Task to carry out — Here are some records; return them all exactly.

Available records —
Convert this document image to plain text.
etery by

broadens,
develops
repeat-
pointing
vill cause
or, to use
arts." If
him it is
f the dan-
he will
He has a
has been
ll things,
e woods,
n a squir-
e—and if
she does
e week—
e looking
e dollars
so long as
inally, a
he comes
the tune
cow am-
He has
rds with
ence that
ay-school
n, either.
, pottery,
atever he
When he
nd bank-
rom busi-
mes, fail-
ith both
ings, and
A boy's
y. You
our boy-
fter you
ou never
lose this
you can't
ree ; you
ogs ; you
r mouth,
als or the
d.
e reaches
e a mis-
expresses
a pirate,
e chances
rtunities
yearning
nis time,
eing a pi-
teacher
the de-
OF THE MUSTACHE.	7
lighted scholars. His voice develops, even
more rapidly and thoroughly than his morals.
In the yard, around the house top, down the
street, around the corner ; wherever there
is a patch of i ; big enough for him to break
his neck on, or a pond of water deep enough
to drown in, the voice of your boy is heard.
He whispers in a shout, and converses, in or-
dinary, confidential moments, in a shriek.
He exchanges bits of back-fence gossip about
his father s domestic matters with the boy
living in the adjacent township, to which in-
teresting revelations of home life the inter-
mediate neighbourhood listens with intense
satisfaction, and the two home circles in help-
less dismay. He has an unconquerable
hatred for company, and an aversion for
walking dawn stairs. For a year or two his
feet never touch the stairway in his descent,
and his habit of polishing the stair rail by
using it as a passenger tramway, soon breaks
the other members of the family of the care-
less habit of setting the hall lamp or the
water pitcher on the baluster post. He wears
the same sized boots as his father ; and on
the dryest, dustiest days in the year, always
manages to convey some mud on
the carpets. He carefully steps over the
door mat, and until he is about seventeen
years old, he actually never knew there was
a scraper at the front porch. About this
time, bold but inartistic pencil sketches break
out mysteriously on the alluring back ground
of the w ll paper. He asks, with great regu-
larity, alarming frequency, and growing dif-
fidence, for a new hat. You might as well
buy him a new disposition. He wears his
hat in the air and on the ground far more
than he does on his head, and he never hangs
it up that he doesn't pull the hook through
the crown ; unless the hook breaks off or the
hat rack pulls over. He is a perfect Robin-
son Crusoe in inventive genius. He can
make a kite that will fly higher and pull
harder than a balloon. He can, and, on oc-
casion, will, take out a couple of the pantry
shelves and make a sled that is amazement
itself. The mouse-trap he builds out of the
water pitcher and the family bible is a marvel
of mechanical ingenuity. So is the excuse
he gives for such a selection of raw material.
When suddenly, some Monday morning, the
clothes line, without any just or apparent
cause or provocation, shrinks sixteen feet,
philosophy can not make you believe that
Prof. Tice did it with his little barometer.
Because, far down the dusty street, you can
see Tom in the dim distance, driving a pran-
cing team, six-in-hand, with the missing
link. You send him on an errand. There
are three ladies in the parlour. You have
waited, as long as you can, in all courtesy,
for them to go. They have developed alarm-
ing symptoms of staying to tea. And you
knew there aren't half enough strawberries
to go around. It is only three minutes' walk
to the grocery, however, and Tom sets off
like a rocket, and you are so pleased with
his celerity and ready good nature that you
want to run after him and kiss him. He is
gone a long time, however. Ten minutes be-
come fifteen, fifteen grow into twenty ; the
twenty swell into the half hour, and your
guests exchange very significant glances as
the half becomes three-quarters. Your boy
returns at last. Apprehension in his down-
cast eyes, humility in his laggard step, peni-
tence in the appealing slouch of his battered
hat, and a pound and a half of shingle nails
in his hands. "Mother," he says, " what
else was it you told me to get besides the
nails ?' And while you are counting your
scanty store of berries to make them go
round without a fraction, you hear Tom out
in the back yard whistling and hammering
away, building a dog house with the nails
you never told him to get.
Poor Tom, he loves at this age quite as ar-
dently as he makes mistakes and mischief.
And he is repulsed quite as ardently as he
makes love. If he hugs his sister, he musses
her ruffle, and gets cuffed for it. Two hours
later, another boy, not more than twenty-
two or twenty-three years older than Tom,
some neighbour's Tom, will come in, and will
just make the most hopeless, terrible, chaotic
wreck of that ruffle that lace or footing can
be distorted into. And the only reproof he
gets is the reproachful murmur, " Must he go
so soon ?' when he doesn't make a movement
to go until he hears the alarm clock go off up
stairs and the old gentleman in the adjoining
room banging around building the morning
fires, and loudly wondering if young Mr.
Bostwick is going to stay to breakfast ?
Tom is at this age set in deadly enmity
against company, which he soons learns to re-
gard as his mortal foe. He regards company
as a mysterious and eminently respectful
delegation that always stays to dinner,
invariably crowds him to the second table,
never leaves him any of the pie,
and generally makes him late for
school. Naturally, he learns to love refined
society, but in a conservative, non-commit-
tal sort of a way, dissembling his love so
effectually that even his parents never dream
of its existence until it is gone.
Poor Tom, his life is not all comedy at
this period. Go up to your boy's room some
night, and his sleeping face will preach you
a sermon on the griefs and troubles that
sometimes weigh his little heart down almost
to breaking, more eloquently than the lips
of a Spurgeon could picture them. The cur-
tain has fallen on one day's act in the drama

Completed exercise —
Convert this document image to plain text.
etery by

broadens,
develops
repeat-
pointing
vill cause
or, to use
arts." If
him it is
f the dan-
he will
He has a
has been
ll things,
e woods,
n a squir-
e—and if
she does
e week—
e looking
e dollars
so long as
inally, a
he comes
the tune
cow am-
He has
rds with
ence that
ay-school
n, either.
, pottery,
atever he
When he
nd bank-
rom busi-
mes, fail-
ith both
ings, and
A boy's
y. You
our boy-
fter you
ou never
lose this
you can't
ree ; you
ogs ; you
r mouth,
als or the
d.
e reaches
e a mis-
expresses
a pirate,
e chances
rtunities
yearning
nis time,
eing a pi-
teacher
the de-
OF THE MUSTACHE.	7
lighted scholars. His voice develops, even
more rapidly and thoroughly than his morals.
In the yard, around the house top, down the
street, around the corner ; wherever there
is a patch of i ; big enough for him to break
his neck on, or a pond of water deep enough
to drown in, the voice of your boy is heard.
He whispers in a shout, and converses, in or-
dinary, confidential moments, in a shriek.
He exchanges bits of back-fence gossip about
his father s domestic matters with the boy
living in the adjacent township, to which in-
teresting revelations of home life the inter-
mediate neighbourhood listens with intense
satisfaction, and the two home circles in help-
less dismay. He has an unconquerable
hatred for company, and an aversion for
walking dawn stairs. For a year or two his
feet never touch the stairway in his descent,
and his habit of polishing the stair rail by
using it as a passenger tramway, soon breaks
the other members of the family of the care-
less habit of setting the hall lamp or the
water pitcher on the baluster post. He wears
the same sized boots as his father ; and on
the dryest, dustiest days in the year, always
manages to convey some mud on
the carpets. He carefully steps over the
door mat, and until he is about seventeen
years old, he actually never knew there was
a scraper at the front porch. About this
time, bold but inartistic pencil sketches break
out mysteriously on the alluring back ground
of the w ll paper. He asks, with great regu-
larity, alarming frequency, and growing dif-
fidence, for a new hat. You might as well
buy him a new disposition. He wears his
hat in the air and on the ground far more
than he does on his head, and he never hangs
it up that he doesn't pull the hook through
the crown ; unless the hook breaks off or the
hat rack pulls over. He is a perfect Robin-
son Crusoe in inventive genius. He can
make a kite that will fly higher and pull
harder than a balloon. He can, and, on oc-
casion, will, take out a couple of the pantry
shelves and make a sled that is amazement
itself. The mouse-trap he builds out of the
water pitcher and the family bible is a marvel
of mechanical ingenuity. So is the excuse
he gives for such a selection of raw material.
When suddenly, some Monday morning, the
clothes line, without any just or apparent
cause or provocation, shrinks sixteen feet,
philosophy can not make you believe that
Prof. Tice did it with his little barometer.
Because, far down the dusty street, you can
see Tom in the dim distance, driving a pran-
cing team, six-in-hand, with the missing
link. You send him on an errand. There
are three ladies in the parlour. You have
waited, as long as you can, in all courtesy,
for them to go. They have developed alarm-
ing symptoms of staying to tea. And you
knew there aren't half enough strawberries
to go around. It is only three minutes' walk
to the grocery, however, and Tom sets off
like a rocket, and you are so pleased with
his celerity and ready good nature that you
want to run after him and kiss him. He is
gone a long time, however. Ten minutes be-
come fifteen, fifteen grow into twenty ; the
twenty swell into the half hour, and your
guests exchange very significant glances as
the half becomes three-quarters. Your boy
returns at last. Apprehension in his down-
cast eyes, humility in his laggard step, peni-
tence in the appealing slouch of his battered
hat, and a pound and a half of shingle nails
in his hands. "Mother," he says, " what
else was it you told me to get besides the
nails ?' And while you are counting your
scanty store of berries to make them go
round without a fraction, you hear Tom out
in the back yard whistling and hammering
away, building a dog house with the nails
you never told him to get.
Poor Tom, he loves at this age quite as ar-
dently as he makes mistakes and mischief.
And he is repulsed quite as ardently as he
makes love. If he hugs his sister, he musses
her ruffle, and gets cuffed for it. Two hours
later, another boy, not more than twenty-
two or twenty-three years older than Tom,
some neighbour's Tom, will come in, and will
just make the most hopeless, terrible, chaotic
wreck of that ruffle that lace or footing can
be distorted into. And the only reproof he
gets is the reproachful murmur, " Must he go
so soon ?' when he doesn't make a movement
to go until he hears the alarm clock go off up
stairs and the old gentleman in the adjoining
room banging around building the morning
fires, and loudly wondering if young Mr.
Bostwick is going to stay to breakfast ?
Tom is at this age set in deadly enmity
against company, which he soons learns to re-
gard as his mortal foe. He regards company
as a mysterious and eminently respectful
delegation that always stays to dinner,
invariably crowds him to the second table,
never leaves him any of the pie,
and generally makes him late for
school. Naturally, he learns to love refined
society, but in a conservative, non-commit-
tal sort of a way, dissembling his love so
effectually that even his parents never dream
of its existence until it is gone.
Poor Tom, his life is not all comedy at
this period. Go up to your boy's room some
night, and his sleeping face will preach you
a sermon on the griefs and troubles that
sometimes weigh his little heart down almost
to breaking, more eloquently than the lips
of a Spurgeon could picture them. The cur-
tain has fallen on one day's act in the drama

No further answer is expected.